[TASK DIRECTIONS]: Your task is to copy each line that has the word "prostoru".

------------------------------------------------------------

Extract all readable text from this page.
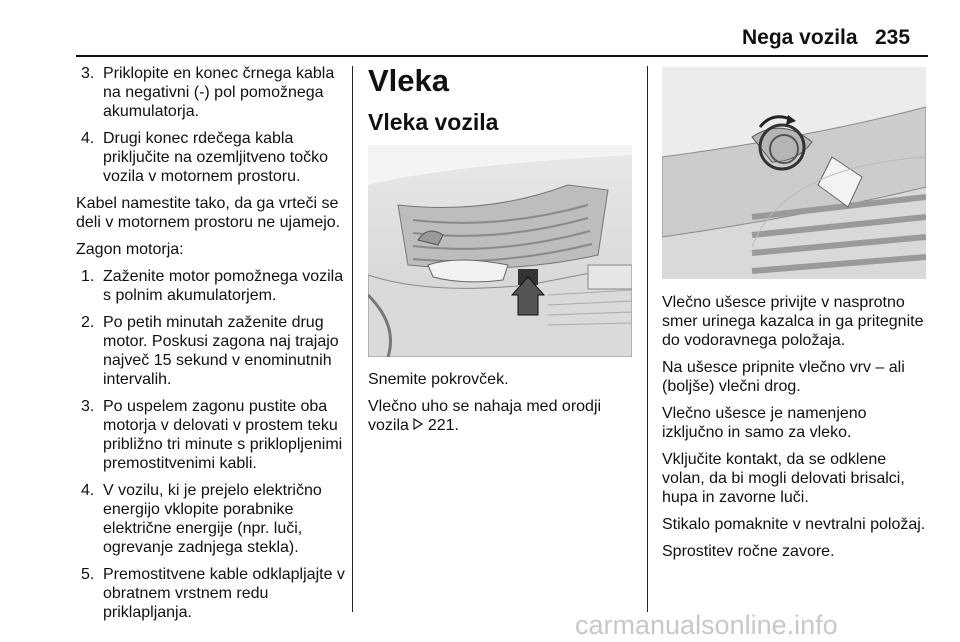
Nega vozila 235
3. Priklopite en konec črnega kabla na negativni (-) pol pomožnega akumulatorja.
4. Drugi konec rdečega kabla priključite na ozemljitveno točko vozila v motornem prostoru.

Kabel namestite tako, da ga vrteči se deli v motornem prostoru ne ujamejo.

Zagon motorja:

1. Zaženite motor pomožnega vozila s polnim akumulatorjem.
2. Po petih minutah zaženite drug motor. Poskusi zagona naj trajajo največ 15 sekund v enominutnih intervalih.
3. Po uspelem zagonu pustite oba motorja v delovati v prostem teku približno tri minute s priklopljenimi premostitvenimi kabli.
4. V vozilu, ki je prejelo električno energijo vklopite porabnike električne energije (npr. luči, ogrevanje zadnjega stekla).
5. Premostitvene kable odklapljajte v obratnem vrstnem redu priklapljanja.
Vleka
Vleka vozila

Snemite pokrovček.

Vlečno uho se nahaja med orodji vozila 221.

Vlečno ušesce privijte v nasprotno smer urinega kazalca in ga pritegnite do vodoravnega položaja.

Na ušesce pripnite vlečno vrv – ali (boljše) vlečni drog.

Vlečno ušesce je namenjeno izključno in samo za vleko.

Vključite kontakt, da se odklene volan, da bi mogli delovati brisalci, hupa in zavorne luči.

Stikalo pomaknite v nevtralni položaj.

Sprostitev ročne zavore.

carmanualsonline.info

------------------------------------------------------------

[REPLY TO THE TASK]:
4. Drugi konec rdečega kabla priključite na ozemljitveno točko vozila v motornem prostoru.
Kabel namestite tako, da ga vrteči se deli v motornem prostoru ne ujamejo.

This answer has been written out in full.